## INSTRUCTIONS TO FOLLOW
Give the number of lines in this listing that contain the word "обеспечение", and nothing else.

* START *

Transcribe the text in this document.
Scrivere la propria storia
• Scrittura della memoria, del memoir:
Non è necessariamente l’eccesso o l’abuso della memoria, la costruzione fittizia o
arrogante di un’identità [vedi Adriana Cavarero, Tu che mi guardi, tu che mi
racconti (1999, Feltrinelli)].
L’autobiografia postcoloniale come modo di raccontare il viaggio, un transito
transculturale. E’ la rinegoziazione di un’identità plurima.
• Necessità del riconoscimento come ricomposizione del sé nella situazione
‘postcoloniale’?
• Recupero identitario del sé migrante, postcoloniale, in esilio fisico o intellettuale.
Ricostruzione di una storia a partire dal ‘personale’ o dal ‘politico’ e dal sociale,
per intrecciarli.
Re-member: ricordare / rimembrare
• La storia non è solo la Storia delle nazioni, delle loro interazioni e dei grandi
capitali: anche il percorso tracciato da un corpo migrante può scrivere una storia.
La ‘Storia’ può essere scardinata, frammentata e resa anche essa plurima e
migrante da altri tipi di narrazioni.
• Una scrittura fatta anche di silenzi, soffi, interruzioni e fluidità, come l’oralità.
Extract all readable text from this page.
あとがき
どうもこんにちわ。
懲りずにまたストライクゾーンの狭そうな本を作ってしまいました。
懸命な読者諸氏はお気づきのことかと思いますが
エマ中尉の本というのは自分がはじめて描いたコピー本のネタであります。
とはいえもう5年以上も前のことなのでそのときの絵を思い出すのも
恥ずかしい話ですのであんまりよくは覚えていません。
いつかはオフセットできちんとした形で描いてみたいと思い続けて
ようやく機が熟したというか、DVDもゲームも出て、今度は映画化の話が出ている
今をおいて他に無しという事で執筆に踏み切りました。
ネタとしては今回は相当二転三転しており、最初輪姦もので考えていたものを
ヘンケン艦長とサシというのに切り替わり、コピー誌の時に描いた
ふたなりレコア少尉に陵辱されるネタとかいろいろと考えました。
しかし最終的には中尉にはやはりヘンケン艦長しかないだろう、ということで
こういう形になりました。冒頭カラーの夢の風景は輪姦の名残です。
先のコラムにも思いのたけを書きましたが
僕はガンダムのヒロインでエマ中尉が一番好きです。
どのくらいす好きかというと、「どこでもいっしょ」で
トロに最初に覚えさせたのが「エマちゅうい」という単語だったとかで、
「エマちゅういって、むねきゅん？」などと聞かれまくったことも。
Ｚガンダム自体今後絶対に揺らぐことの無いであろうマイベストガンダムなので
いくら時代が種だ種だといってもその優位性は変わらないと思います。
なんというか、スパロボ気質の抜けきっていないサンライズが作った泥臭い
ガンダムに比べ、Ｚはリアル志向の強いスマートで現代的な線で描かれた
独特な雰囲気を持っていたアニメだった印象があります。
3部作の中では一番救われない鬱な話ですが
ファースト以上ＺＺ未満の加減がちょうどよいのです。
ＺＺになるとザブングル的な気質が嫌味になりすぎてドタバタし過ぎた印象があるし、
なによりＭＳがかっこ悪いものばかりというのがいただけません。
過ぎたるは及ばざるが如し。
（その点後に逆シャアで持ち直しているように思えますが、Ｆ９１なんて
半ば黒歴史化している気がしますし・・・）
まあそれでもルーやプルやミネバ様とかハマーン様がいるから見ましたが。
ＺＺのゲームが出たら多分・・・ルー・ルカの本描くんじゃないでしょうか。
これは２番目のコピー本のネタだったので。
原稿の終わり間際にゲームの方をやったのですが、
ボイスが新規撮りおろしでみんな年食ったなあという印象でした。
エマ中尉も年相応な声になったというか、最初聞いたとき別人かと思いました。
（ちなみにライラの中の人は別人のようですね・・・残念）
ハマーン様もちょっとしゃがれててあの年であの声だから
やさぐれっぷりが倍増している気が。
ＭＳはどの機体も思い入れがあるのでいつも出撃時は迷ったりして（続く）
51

* END *
* START *

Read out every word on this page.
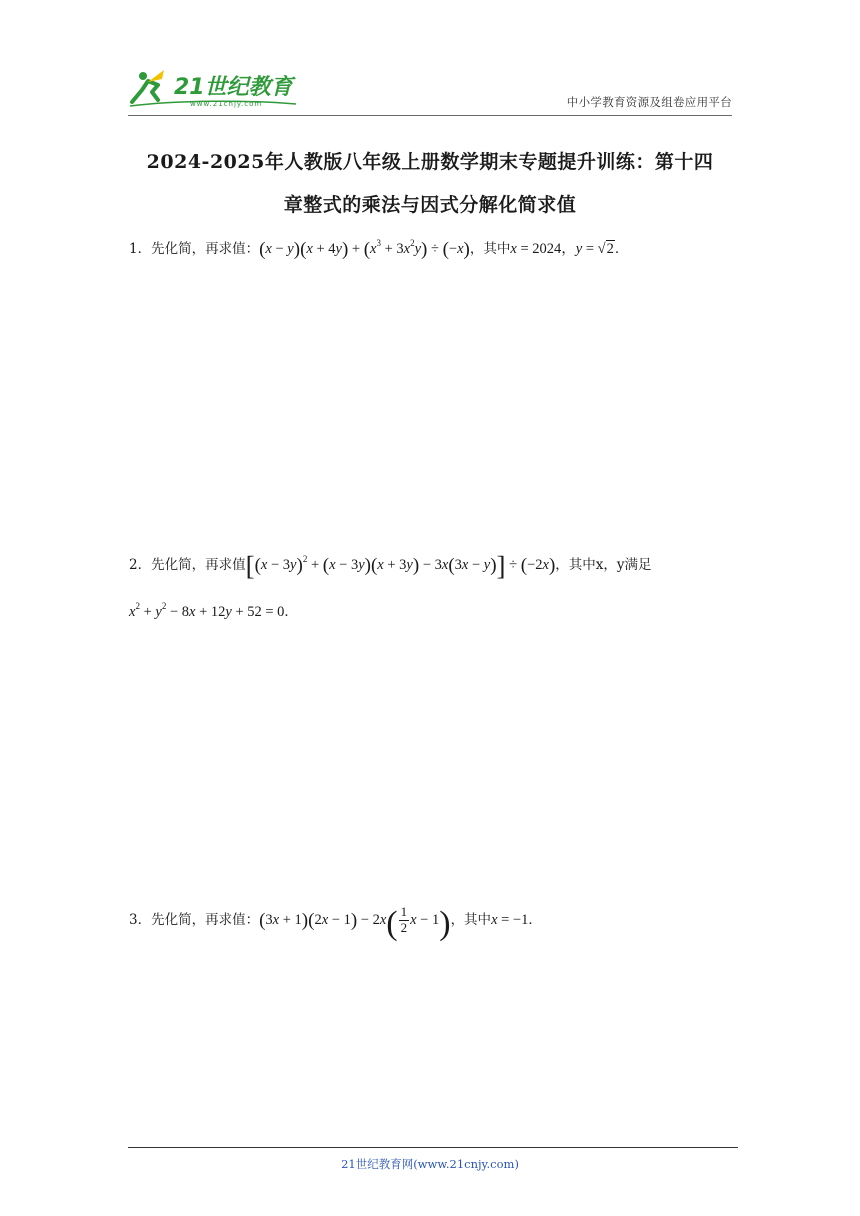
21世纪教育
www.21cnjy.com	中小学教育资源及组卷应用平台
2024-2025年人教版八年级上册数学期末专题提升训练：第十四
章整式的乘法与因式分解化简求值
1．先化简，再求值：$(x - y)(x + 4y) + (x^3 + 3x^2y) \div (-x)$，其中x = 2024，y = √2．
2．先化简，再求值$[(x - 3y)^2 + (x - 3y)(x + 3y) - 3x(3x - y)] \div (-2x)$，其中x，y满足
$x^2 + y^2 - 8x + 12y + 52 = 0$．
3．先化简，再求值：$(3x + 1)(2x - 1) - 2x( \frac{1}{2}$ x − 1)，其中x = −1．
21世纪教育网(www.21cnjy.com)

* END *
* START *

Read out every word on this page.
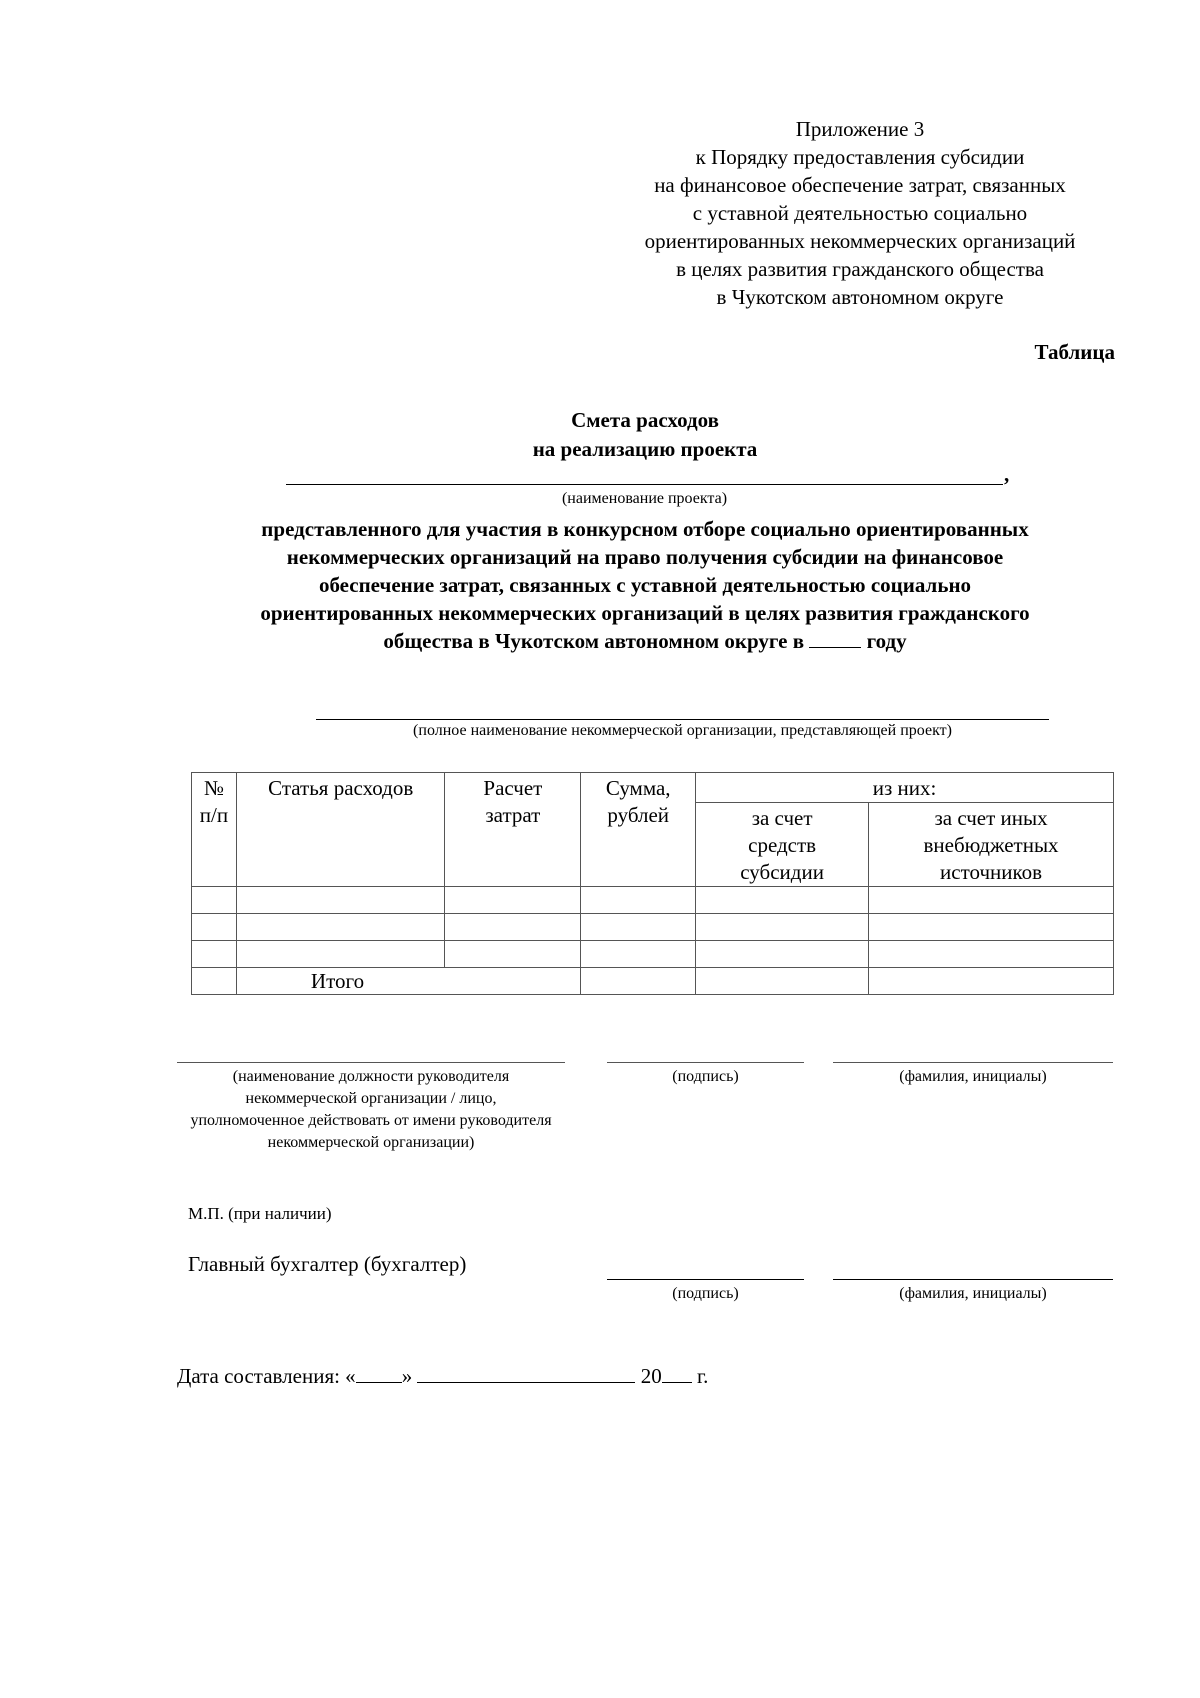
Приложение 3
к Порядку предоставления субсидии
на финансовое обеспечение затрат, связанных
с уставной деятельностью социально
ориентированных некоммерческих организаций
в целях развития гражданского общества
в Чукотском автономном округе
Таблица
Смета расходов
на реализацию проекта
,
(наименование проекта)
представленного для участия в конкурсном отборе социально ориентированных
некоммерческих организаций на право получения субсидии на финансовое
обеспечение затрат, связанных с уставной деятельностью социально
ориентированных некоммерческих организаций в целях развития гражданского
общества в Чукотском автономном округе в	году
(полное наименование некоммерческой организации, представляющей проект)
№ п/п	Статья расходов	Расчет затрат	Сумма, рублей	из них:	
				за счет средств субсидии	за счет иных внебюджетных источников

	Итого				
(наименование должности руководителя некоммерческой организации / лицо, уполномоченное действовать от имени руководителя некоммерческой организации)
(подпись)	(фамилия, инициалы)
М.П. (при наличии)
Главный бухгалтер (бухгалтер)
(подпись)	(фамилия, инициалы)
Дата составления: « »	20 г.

* END *

## OUTPUT BELOW
2